[Start Provided data]
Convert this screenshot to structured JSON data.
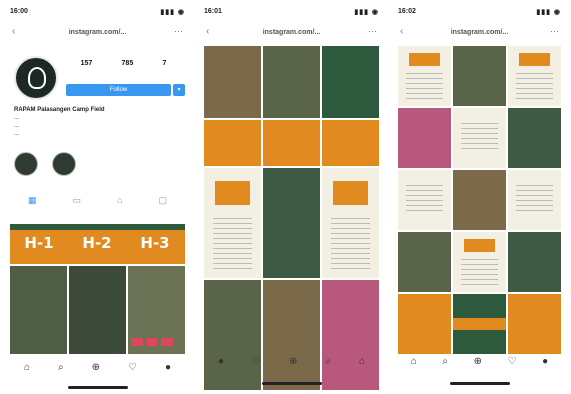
{
  "colors": {
    "accent_blue": "#3897f0",
    "orange": "#e08a1f",
    "forest_green": "#2d5a3c",
    "pink": "#b7587c"
  },
  "phones": [
    {
      "time": "16:00",
      "signal": "▮▮▮ ◉",
      "url": "instagram.com/...",
      "back_icon": "chevron-left-icon",
      "more_icon": "more-icon"
    },
    {
      "time": "16:01",
      "signal": "▮▮▮ ◉",
      "url": "instagram.com/...",
      "back_icon": "chevron-left-icon",
      "more_icon": "more-icon"
    },
    {
      "time": "16:02",
      "signal": "▮▮▮ ◉",
      "url": "instagram.com/...",
      "back_icon": "chevron-left-icon",
      "more_icon": "more-icon"
    }
  ],
  "profile": {
    "stats": [
      {
        "value": "157"
      },
      {
        "value": "785"
      },
      {
        "value": "7"
      }
    ],
    "follow_label": "Follow",
    "name": "RAPAM Palasangen Camp Field",
    "bio_lines": [
      "...",
      "...",
      "..."
    ],
    "highlights": [
      {
        "label": ""
      },
      {
        "label": ""
      }
    ],
    "banner": [
      "H-1",
      "H-2",
      "H-3"
    ]
  },
  "icons": {
    "tabs": [
      "grid-icon",
      "tv-icon",
      "tag-icon",
      "user-tag-icon"
    ],
    "bottom_nav": [
      "home-icon",
      "search-icon",
      "add-icon",
      "heart-icon",
      "profile-icon"
    ]
  }
}
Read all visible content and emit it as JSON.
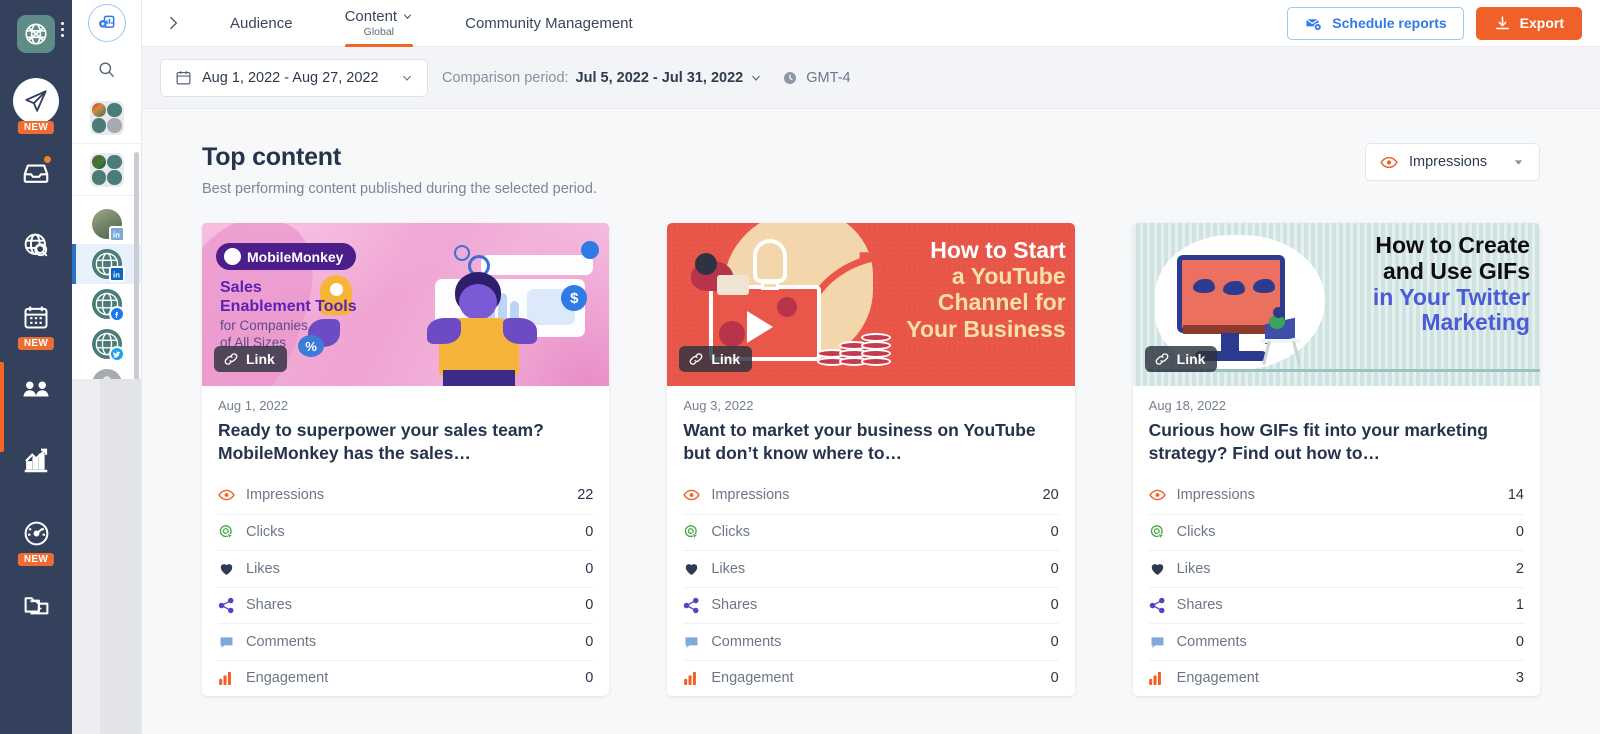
{
  "rail": {
    "items": [
      {
        "name": "logo",
        "icon": "globe-logo-icon",
        "badge": ""
      },
      {
        "name": "publish",
        "icon": "paper-plane-icon",
        "badge": "NEW"
      },
      {
        "name": "inbox",
        "icon": "inbox-icon",
        "badge": ""
      },
      {
        "name": "listening",
        "icon": "globe-search-icon",
        "badge": ""
      },
      {
        "name": "calendar",
        "icon": "calendar-icon",
        "badge": "NEW"
      },
      {
        "name": "audience",
        "icon": "people-icon",
        "badge": ""
      },
      {
        "name": "analytics",
        "icon": "growth-chart-icon",
        "badge": ""
      },
      {
        "name": "benchmark",
        "icon": "speedometer-icon",
        "badge": "NEW"
      },
      {
        "name": "media-library",
        "icon": "media-folder-icon",
        "badge": ""
      }
    ]
  },
  "subrail": {
    "add_label": "add-profile",
    "search_label": "search",
    "accounts": [
      {
        "name": "group-1",
        "type": "group"
      },
      {
        "name": "group-2",
        "type": "group"
      },
      {
        "name": "linkedin-personal",
        "network": "linkedin",
        "selected": false
      },
      {
        "name": "linkedin-company",
        "network": "linkedin",
        "selected": true
      },
      {
        "name": "facebook-page",
        "network": "facebook",
        "selected": false
      },
      {
        "name": "twitter-profile",
        "network": "twitter",
        "selected": false
      },
      {
        "name": "instagram-profile",
        "network": "instagram",
        "selected": false
      }
    ]
  },
  "topbar": {
    "collapse_icon": "chevron-right-icon",
    "tabs": [
      {
        "label": "Audience",
        "sub": "",
        "active": false,
        "caret": false
      },
      {
        "label": "Content",
        "sub": "Global",
        "active": true,
        "caret": true
      },
      {
        "label": "Community Management",
        "sub": "",
        "active": false,
        "caret": false
      }
    ],
    "schedule_reports_label": "Schedule reports",
    "export_label": "Export"
  },
  "filterbar": {
    "date_range": "Aug 1, 2022 - Aug 27, 2022",
    "comparison_prefix": "Comparison period:",
    "comparison_value": "Jul 5, 2022 - Jul 31, 2022",
    "timezone": "GMT-4"
  },
  "section": {
    "title": "Top content",
    "subtitle": "Best performing content published during the selected period.",
    "metric_selected": "Impressions"
  },
  "link_badge_label": "Link",
  "metric_labels": {
    "impressions": "Impressions",
    "clicks": "Clicks",
    "likes": "Likes",
    "shares": "Shares",
    "comments": "Comments",
    "engagement": "Engagement"
  },
  "cards": [
    {
      "date": "Aug 1, 2022",
      "title": "Ready to superpower your sales team? MobileMonkey has the sales…",
      "artwork": {
        "brand": "MobileMonkey",
        "line1": "Sales",
        "line2": "Enablement Tools",
        "line3": "for Companies",
        "line4": "of All Sizes"
      },
      "metrics": [
        {
          "label": "Impressions",
          "value": "22"
        },
        {
          "label": "Clicks",
          "value": "0"
        },
        {
          "label": "Likes",
          "value": "0"
        },
        {
          "label": "Shares",
          "value": "0"
        },
        {
          "label": "Comments",
          "value": "0"
        },
        {
          "label": "Engagement",
          "value": "0"
        }
      ]
    },
    {
      "date": "Aug 3, 2022",
      "title": "Want to market your business on YouTube but don’t know where to…",
      "artwork": {
        "line1": "How to Start",
        "line2": "a YouTube",
        "line3": "Channel for",
        "line4": "Your Business"
      },
      "metrics": [
        {
          "label": "Impressions",
          "value": "20"
        },
        {
          "label": "Clicks",
          "value": "0"
        },
        {
          "label": "Likes",
          "value": "0"
        },
        {
          "label": "Shares",
          "value": "0"
        },
        {
          "label": "Comments",
          "value": "0"
        },
        {
          "label": "Engagement",
          "value": "0"
        }
      ]
    },
    {
      "date": "Aug 18, 2022",
      "title": "Curious how GIFs fit into your marketing strategy? Find out how to…",
      "artwork": {
        "line1": "How to Create",
        "line2": "and Use GIFs",
        "line3": "in Your Twitter",
        "line4": "Marketing"
      },
      "metrics": [
        {
          "label": "Impressions",
          "value": "14"
        },
        {
          "label": "Clicks",
          "value": "0"
        },
        {
          "label": "Likes",
          "value": "2"
        },
        {
          "label": "Shares",
          "value": "1"
        },
        {
          "label": "Comments",
          "value": "0"
        },
        {
          "label": "Engagement",
          "value": "3"
        }
      ]
    }
  ],
  "colors": {
    "rail_bg": "#33415c",
    "accent_orange": "#ef6128",
    "link_blue": "#2f7ae5",
    "heading": "#26334d"
  }
}
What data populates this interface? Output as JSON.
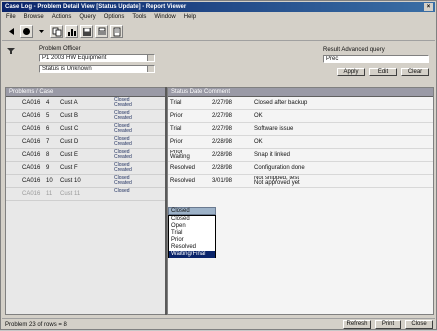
{
  "window": {
    "title": "Case Log - Problem Detail View [Status Update] - Report Viewer",
    "close_glyph": "×"
  },
  "menu": [
    "File",
    "Browse",
    "Actions",
    "Query",
    "Options",
    "Tools",
    "Window",
    "Help"
  ],
  "toolbar": {
    "icons": [
      "back-icon",
      "record-icon",
      "dropdown-arrow-icon",
      "copy-icon",
      "chart-icon",
      "save-icon",
      "print-icon",
      "document-icon"
    ]
  },
  "filter": {
    "problem_label": "Problem Officer",
    "problem_value": "P1 2003 HW Equipment",
    "second_value": "Status is Unknown",
    "search_label": "Result Advanced query",
    "search_value": "Prec",
    "buttons": [
      "Apply",
      "Edit",
      "Clear"
    ]
  },
  "left_grid": {
    "header": "Problems / Case",
    "rows": [
      {
        "id": "CA016",
        "n": "4",
        "name": "Cust A",
        "status": "Closed\nCreated"
      },
      {
        "id": "CA016",
        "n": "5",
        "name": "Cust B",
        "status": "Closed\nCreated"
      },
      {
        "id": "CA016",
        "n": "6",
        "name": "Cust C",
        "status": "Closed\nCreated"
      },
      {
        "id": "CA016",
        "n": "7",
        "name": "Cust D",
        "status": "Closed\nCreated"
      },
      {
        "id": "CA016",
        "n": "8",
        "name": "Cust E",
        "status": "Closed\nCreated"
      },
      {
        "id": "CA016",
        "n": "9",
        "name": "Cust F",
        "status": "Closed\nCreated"
      },
      {
        "id": "CA016",
        "n": "10",
        "name": "Cust 10",
        "status": "Closed\nCreated"
      },
      {
        "id": "CA016",
        "n": "11",
        "name": "Cust 11",
        "status": "Closed"
      }
    ]
  },
  "right_grid": {
    "header": "Status  Date  Comment",
    "rows": [
      {
        "status": "Trial",
        "date": "2/27/98",
        "comment": "Closed after backup"
      },
      {
        "status": "Prior",
        "date": "2/27/98",
        "comment": "OK"
      },
      {
        "status": "Trial",
        "date": "2/27/98",
        "comment": "Software issue"
      },
      {
        "status": "Prior",
        "date": "2/28/98",
        "comment": "OK"
      },
      {
        "status": "Prior\nWaiting",
        "date": "2/28/98",
        "comment": "Snap it linked"
      },
      {
        "status": "Resolved",
        "date": "2/28/98",
        "comment": "Configuration done"
      },
      {
        "status": "Resolved",
        "date": "3/01/98",
        "comment": "Not shipped, test\nNot approved yet"
      }
    ]
  },
  "dropdown": {
    "current": "Closed",
    "options": [
      "Closed",
      "Open",
      "Trial",
      "Prior",
      "Resolved",
      "Waiting/Final"
    ],
    "selected_index": 5
  },
  "status": {
    "text": "Problem 23 of rows = 8",
    "buttons": [
      "Refresh",
      "Print",
      "Close"
    ]
  }
}
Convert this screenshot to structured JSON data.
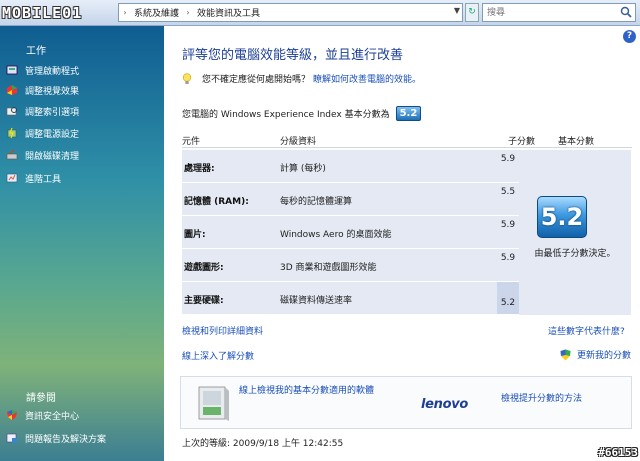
{
  "topbar": {
    "logo_text": "MOBILE01",
    "breadcrumbs": [
      "系統及維護",
      "效能資訊及工具"
    ],
    "search_placeholder": "搜尋"
  },
  "sidebar": {
    "tasks_heading": "工作",
    "items": [
      {
        "label": "管理啟動程式",
        "icon": "startup-icon"
      },
      {
        "label": "調整視覺效果",
        "icon": "visual-effects-icon"
      },
      {
        "label": "調整索引選項",
        "icon": "index-icon"
      },
      {
        "label": "調整電源設定",
        "icon": "power-icon"
      },
      {
        "label": "開啟磁碟清理",
        "icon": "disk-cleanup-icon"
      },
      {
        "label": "進階工具",
        "icon": "advanced-tools-icon"
      }
    ],
    "see_also_heading": "請參閱",
    "see_also": [
      {
        "label": "資訊安全中心",
        "icon": "security-shield-icon"
      },
      {
        "label": "問題報告及解決方案",
        "icon": "problem-reports-icon"
      }
    ]
  },
  "main": {
    "title": "評等您的電腦效能等級，並且進行改善",
    "tip_text": "您不確定應從何處開始嗎？",
    "tip_link": "瞭解如何改善電腦的效能。",
    "wei_label": "您電腦的 Windows Experience Index 基本分數為",
    "wei_score": "5.2",
    "table": {
      "headers": {
        "component": "元件",
        "rated": "分級資料",
        "subscore": "子分數",
        "basescore": "基本分數"
      },
      "rows": [
        {
          "component": "處理器:",
          "desc": "計算 (每秒)",
          "subscore": "5.9"
        },
        {
          "component": "記憶體 (RAM):",
          "desc": "每秒的記憶體運算",
          "subscore": "5.5"
        },
        {
          "component": "圖片:",
          "desc": "Windows Aero 的桌面效能",
          "subscore": "5.9"
        },
        {
          "component": "遊戲圖形:",
          "desc": "3D 商業和遊戲圖形效能",
          "subscore": "5.9"
        },
        {
          "component": "主要硬碟:",
          "desc": "磁碟資料傳送速率",
          "subscore": "5.2"
        }
      ],
      "base_score": "5.2",
      "base_note": "由最低子分數決定。"
    },
    "links": {
      "print_details": "檢視和列印詳細資料",
      "what_numbers": "這些數字代表什麼?",
      "learn_online": "線上深入了解分數",
      "update_score": "更新我的分數"
    },
    "promo": {
      "text": "線上檢視我的基本分數適用的軟體",
      "brand": "lenovo",
      "link": "檢視提升分數的方法"
    },
    "last_rated": "上次的等級: 2009/9/18 上午 12:42:55"
  },
  "watermark": "#66153",
  "colors": {
    "link": "#1a4fb8",
    "title": "#1c3f95",
    "table_bg": "#e4e9f3",
    "badge": "#3c98e0"
  }
}
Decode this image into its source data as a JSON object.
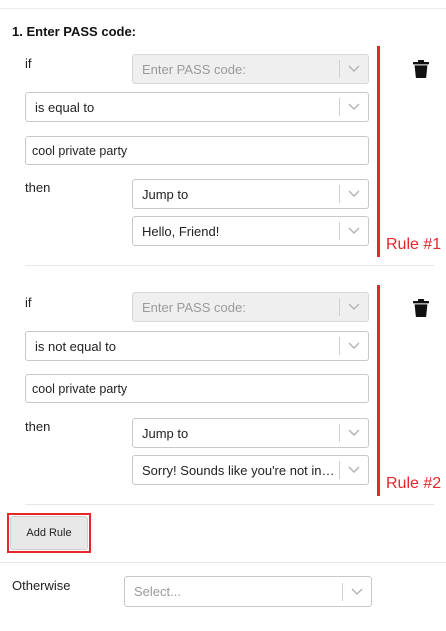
{
  "section": {
    "title": "1. Enter PASS code:"
  },
  "rules": [
    {
      "if_label": "if",
      "question_value": "Enter PASS code:",
      "condition_value": "is equal to",
      "answer_value": "cool private party",
      "then_label": "then",
      "action_value": "Jump to",
      "target_value": "Hello, Friend!",
      "annotation": "Rule #1"
    },
    {
      "if_label": "if",
      "question_value": "Enter PASS code:",
      "condition_value": "is not equal to",
      "answer_value": "cool private party",
      "then_label": "then",
      "action_value": "Jump to",
      "target_value": "Sorry! Sounds like you're not invited",
      "annotation": "Rule #2"
    }
  ],
  "add_rule": {
    "label": "Add Rule"
  },
  "otherwise": {
    "label": "Otherwise",
    "placeholder": "Select..."
  },
  "colors": {
    "annotation_red": "#e5262c",
    "disabled_bg": "#efefef",
    "border": "#c8c8c8"
  },
  "icons": {
    "delete": "trash-icon",
    "dropdown": "chevron-down-icon"
  }
}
[End Provided data]
[Instructions to follow]: Show every line of the listing in which the string "this" can be found.

[Reply]:
Convert this screenshot to structured JSON data.
What data populates this interface? Output as JSON.
Convert this screenshot to structured JSON data.
Decode this image into its source data as a JSON object.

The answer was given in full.